Your task: Exclude the pictures; give every entry again exactly as written.

◇ ◇ ◇ ◇ ◇ ◇ ◇

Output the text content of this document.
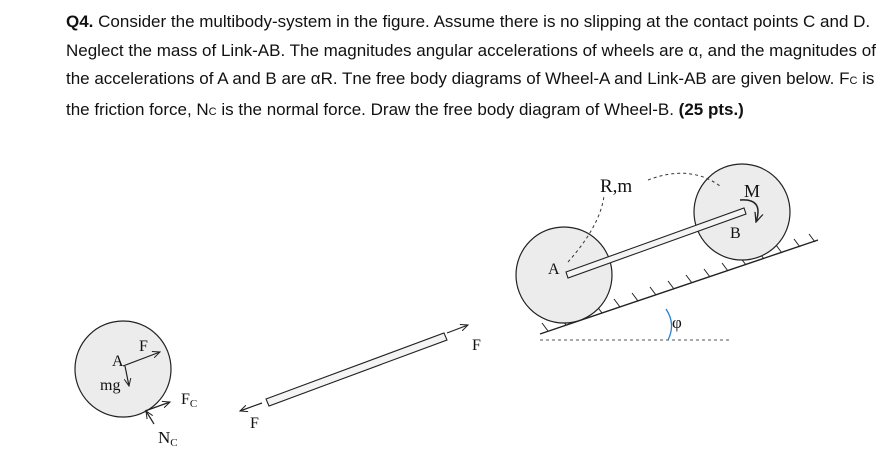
Q4. Consider the multibody-system in the figure. Assume there is no slipping at the contact points C and D. Neglect the mass of Link-AB. The magnitudes angular accelerations of wheels are α, and the magnitudes of the accelerations of A and B are αR. Tne free body diagrams of Wheel-A and Link-AB are given below. FC is the friction force, NC is the normal force. Draw the free body diagram of Wheel-B. (25 pts.)
R,m	M
B
A
φ
A
F
mg
FC
NC
F
F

◇ ◇ ◇ ◇ ◇ ◇ ◇

Result:
Output the text content of this document.
Q4. Consider the multibody-system in the figure. Assume there is no slipping at the contact points C and D. Neglect the mass of Link-AB. The magnitudes angular accelerations of wheels are α, and the magnitudes of the accelerations of A and B are αR. Tne free body diagrams of Wheel-A and Link-AB are given below. FC is the friction force, NC is the normal force. Draw the free body diagram of Wheel-B. (25 pts.)
R,m	M
B
A
φ
A
F
mg
FC
NC
F
F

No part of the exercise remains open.